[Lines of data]
#####

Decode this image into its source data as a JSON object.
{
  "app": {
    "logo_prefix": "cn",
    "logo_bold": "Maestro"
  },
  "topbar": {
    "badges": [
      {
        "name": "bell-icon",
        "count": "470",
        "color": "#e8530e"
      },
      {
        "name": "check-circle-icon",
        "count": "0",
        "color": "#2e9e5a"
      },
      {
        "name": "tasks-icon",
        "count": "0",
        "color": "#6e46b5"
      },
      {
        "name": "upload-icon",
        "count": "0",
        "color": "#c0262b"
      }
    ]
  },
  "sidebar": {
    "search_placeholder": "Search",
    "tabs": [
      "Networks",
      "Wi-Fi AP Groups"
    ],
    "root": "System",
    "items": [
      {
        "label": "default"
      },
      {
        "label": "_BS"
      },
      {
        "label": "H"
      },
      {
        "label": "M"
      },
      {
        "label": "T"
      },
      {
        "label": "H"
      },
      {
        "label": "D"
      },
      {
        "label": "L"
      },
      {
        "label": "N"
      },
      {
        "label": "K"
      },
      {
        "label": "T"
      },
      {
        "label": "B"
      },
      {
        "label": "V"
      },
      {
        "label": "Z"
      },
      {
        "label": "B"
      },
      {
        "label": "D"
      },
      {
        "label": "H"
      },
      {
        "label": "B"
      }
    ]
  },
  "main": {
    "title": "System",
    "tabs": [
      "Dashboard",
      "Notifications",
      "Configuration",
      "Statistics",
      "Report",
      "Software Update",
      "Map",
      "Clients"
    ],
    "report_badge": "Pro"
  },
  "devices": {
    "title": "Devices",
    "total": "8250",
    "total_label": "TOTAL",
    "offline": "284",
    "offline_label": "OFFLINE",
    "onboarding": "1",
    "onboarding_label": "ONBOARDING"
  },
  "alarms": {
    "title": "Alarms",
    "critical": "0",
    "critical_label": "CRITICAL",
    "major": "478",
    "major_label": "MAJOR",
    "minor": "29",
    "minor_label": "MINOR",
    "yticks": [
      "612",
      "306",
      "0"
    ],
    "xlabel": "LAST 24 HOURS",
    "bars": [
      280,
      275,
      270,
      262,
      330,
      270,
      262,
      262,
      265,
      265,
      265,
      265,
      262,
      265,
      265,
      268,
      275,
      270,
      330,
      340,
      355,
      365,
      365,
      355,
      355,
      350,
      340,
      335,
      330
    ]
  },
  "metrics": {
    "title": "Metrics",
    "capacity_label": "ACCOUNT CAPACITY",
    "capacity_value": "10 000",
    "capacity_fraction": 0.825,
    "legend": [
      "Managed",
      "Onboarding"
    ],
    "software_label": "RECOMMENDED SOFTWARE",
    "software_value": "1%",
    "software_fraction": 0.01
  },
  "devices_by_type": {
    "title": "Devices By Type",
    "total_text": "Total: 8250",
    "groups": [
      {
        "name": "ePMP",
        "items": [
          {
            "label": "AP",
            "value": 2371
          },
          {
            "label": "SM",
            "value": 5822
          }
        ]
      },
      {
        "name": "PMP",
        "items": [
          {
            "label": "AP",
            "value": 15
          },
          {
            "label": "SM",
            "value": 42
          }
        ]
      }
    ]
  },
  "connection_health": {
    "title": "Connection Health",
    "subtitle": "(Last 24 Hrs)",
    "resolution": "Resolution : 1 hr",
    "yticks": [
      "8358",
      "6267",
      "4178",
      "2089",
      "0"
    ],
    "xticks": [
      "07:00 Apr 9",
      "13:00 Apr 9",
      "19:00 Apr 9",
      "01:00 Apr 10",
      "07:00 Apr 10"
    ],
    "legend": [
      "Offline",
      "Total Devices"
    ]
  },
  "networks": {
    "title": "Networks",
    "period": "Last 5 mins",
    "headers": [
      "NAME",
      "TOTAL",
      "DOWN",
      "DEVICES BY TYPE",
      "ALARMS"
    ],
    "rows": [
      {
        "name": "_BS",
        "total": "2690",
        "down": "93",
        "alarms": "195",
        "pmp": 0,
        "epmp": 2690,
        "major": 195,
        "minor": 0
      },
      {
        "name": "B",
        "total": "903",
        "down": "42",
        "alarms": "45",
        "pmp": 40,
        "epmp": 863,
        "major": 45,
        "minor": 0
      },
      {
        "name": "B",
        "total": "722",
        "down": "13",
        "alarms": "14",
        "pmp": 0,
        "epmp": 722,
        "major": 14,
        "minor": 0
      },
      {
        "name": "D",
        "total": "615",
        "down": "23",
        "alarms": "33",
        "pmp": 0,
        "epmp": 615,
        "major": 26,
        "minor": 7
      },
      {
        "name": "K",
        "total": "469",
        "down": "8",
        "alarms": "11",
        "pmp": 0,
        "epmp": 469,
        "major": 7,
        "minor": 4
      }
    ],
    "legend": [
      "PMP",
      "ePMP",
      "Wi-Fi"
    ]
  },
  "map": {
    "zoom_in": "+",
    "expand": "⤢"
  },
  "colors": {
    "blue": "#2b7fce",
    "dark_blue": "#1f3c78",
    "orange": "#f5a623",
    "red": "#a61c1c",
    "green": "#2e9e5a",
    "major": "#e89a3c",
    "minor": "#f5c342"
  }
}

#####

§ **EXERCISE**
Transcribe the whole listing exactly.

§ **EXERCISE RESULT**
Decode this image into its source data as a JSON object.
{
  "app": {
    "logo_prefix": "cn",
    "logo_bold": "Maestro"
  },
  "topbar": {
    "badges": [
      {
        "name": "bell-icon",
        "count": "470",
        "color": "#e8530e"
      },
      {
        "name": "check-circle-icon",
        "count": "0",
        "color": "#2e9e5a"
      },
      {
        "name": "tasks-icon",
        "count": "0",
        "color": "#6e46b5"
      },
      {
        "name": "upload-icon",
        "count": "0",
        "color": "#c0262b"
      }
    ]
  },
  "sidebar": {
    "search_placeholder": "Search",
    "tabs": [
      "Networks",
      "Wi-Fi AP Groups"
    ],
    "root": "System",
    "items": [
      {
        "label": "default"
      },
      {
        "label": "_BS"
      },
      {
        "label": "H"
      },
      {
        "label": "M"
      },
      {
        "label": "T"
      },
      {
        "label": "H"
      },
      {
        "label": "D"
      },
      {
        "label": "L"
      },
      {
        "label": "N"
      },
      {
        "label": "K"
      },
      {
        "label": "T"
      },
      {
        "label": "B"
      },
      {
        "label": "V"
      },
      {
        "label": "Z"
      },
      {
        "label": "B"
      },
      {
        "label": "D"
      },
      {
        "label": "H"
      },
      {
        "label": "B"
      }
    ]
  },
  "main": {
    "title": "System",
    "tabs": [
      "Dashboard",
      "Notifications",
      "Configuration",
      "Statistics",
      "Report",
      "Software Update",
      "Map",
      "Clients"
    ],
    "report_badge": "Pro"
  },
  "devices": {
    "title": "Devices",
    "total": "8250",
    "total_label": "TOTAL",
    "offline": "284",
    "offline_label": "OFFLINE",
    "onboarding": "1",
    "onboarding_label": "ONBOARDING"
  },
  "alarms": {
    "title": "Alarms",
    "critical": "0",
    "critical_label": "CRITICAL",
    "major": "478",
    "major_label": "MAJOR",
    "minor": "29",
    "minor_label": "MINOR",
    "yticks": [
      "612",
      "306",
      "0"
    ],
    "xlabel": "LAST 24 HOURS",
    "bars": [
      280,
      275,
      270,
      262,
      330,
      270,
      262,
      262,
      265,
      265,
      265,
      265,
      262,
      265,
      265,
      268,
      275,
      270,
      330,
      340,
      355,
      365,
      365,
      355,
      355,
      350,
      340,
      335,
      330
    ]
  },
  "metrics": {
    "title": "Metrics",
    "capacity_label": "ACCOUNT CAPACITY",
    "capacity_value": "10 000",
    "capacity_fraction": 0.825,
    "legend": [
      "Managed",
      "Onboarding"
    ],
    "software_label": "RECOMMENDED SOFTWARE",
    "software_value": "1%",
    "software_fraction": 0.01
  },
  "devices_by_type": {
    "title": "Devices By Type",
    "total_text": "Total: 8250",
    "groups": [
      {
        "name": "ePMP",
        "items": [
          {
            "label": "AP",
            "value": 2371
          },
          {
            "label": "SM",
            "value": 5822
          }
        ]
      },
      {
        "name": "PMP",
        "items": [
          {
            "label": "AP",
            "value": 15
          },
          {
            "label": "SM",
            "value": 42
          }
        ]
      }
    ]
  },
  "connection_health": {
    "title": "Connection Health",
    "subtitle": "(Last 24 Hrs)",
    "resolution": "Resolution : 1 hr",
    "yticks": [
      "8358",
      "6267",
      "4178",
      "2089",
      "0"
    ],
    "xticks": [
      "07:00 Apr 9",
      "13:00 Apr 9",
      "19:00 Apr 9",
      "01:00 Apr 10",
      "07:00 Apr 10"
    ],
    "legend": [
      "Offline",
      "Total Devices"
    ]
  },
  "networks": {
    "title": "Networks",
    "period": "Last 5 mins",
    "headers": [
      "NAME",
      "TOTAL",
      "DOWN",
      "DEVICES BY TYPE",
      "ALARMS"
    ],
    "rows": [
      {
        "name": "_BS",
        "total": "2690",
        "down": "93",
        "alarms": "195",
        "pmp": 0,
        "epmp": 2690,
        "major": 195,
        "minor": 0
      },
      {
        "name": "B",
        "total": "903",
        "down": "42",
        "alarms": "45",
        "pmp": 40,
        "epmp": 863,
        "major": 45,
        "minor": 0
      },
      {
        "name": "B",
        "total": "722",
        "down": "13",
        "alarms": "14",
        "pmp": 0,
        "epmp": 722,
        "major": 14,
        "minor": 0
      },
      {
        "name": "D",
        "total": "615",
        "down": "23",
        "alarms": "33",
        "pmp": 0,
        "epmp": 615,
        "major": 26,
        "minor": 7
      },
      {
        "name": "K",
        "total": "469",
        "down": "8",
        "alarms": "11",
        "pmp": 0,
        "epmp": 469,
        "major": 7,
        "minor": 4
      }
    ],
    "legend": [
      "PMP",
      "ePMP",
      "Wi-Fi"
    ]
  },
  "map": {
    "zoom_in": "+",
    "expand": "⤢"
  },
  "colors": {
    "blue": "#2b7fce",
    "dark_blue": "#1f3c78",
    "orange": "#f5a623",
    "red": "#a61c1c",
    "green": "#2e9e5a",
    "major": "#e89a3c",
    "minor": "#f5c342"
  }
}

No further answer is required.